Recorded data
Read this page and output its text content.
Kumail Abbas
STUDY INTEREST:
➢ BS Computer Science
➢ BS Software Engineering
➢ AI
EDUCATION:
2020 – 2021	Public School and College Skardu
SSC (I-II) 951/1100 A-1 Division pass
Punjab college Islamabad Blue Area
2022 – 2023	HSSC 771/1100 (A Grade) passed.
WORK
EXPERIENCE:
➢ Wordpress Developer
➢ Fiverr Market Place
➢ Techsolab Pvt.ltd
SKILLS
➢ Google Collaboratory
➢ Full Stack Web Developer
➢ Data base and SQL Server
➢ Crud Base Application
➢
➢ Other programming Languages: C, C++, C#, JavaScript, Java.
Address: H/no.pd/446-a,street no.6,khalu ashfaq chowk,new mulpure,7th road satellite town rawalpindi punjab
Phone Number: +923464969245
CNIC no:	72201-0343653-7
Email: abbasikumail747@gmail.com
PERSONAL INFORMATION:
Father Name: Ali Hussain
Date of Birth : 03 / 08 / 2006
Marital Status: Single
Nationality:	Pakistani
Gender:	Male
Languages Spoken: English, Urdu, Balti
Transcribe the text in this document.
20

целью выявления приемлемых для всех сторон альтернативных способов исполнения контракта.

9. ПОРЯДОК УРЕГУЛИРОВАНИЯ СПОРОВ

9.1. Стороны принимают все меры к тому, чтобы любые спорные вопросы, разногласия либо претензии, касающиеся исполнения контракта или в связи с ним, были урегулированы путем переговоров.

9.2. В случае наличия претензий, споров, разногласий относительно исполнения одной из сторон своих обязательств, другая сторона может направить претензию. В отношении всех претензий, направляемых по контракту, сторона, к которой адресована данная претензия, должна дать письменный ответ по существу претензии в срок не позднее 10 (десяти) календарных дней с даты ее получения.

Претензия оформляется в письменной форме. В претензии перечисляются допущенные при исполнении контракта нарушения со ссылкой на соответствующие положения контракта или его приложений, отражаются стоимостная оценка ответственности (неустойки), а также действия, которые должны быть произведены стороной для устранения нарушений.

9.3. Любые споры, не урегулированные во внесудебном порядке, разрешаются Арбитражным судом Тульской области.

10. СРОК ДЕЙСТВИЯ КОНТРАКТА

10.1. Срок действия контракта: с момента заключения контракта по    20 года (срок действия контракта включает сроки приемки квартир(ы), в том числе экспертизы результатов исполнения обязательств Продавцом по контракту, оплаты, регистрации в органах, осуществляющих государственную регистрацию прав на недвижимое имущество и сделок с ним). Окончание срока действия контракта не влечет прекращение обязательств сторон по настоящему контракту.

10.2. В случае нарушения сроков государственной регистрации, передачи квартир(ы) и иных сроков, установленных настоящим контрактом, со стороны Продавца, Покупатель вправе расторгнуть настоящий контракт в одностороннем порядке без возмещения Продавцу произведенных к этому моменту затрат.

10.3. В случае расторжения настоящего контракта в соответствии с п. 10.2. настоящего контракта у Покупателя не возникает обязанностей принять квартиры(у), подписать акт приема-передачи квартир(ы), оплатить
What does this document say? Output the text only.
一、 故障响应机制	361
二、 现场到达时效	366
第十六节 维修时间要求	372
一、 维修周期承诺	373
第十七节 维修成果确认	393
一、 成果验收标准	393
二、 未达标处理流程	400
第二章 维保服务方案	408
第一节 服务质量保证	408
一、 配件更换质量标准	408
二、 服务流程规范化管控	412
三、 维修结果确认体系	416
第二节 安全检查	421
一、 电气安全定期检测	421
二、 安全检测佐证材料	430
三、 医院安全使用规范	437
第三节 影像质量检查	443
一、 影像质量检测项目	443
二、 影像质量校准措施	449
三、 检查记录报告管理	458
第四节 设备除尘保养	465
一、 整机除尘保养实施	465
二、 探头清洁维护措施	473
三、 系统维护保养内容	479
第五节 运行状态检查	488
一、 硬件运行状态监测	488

Required task
Copy every line of the material in which the word "this" occurs.

Expected answer
Read this page and output its text content.
Transcribe the text in this document.
What does this document say? Output the text only.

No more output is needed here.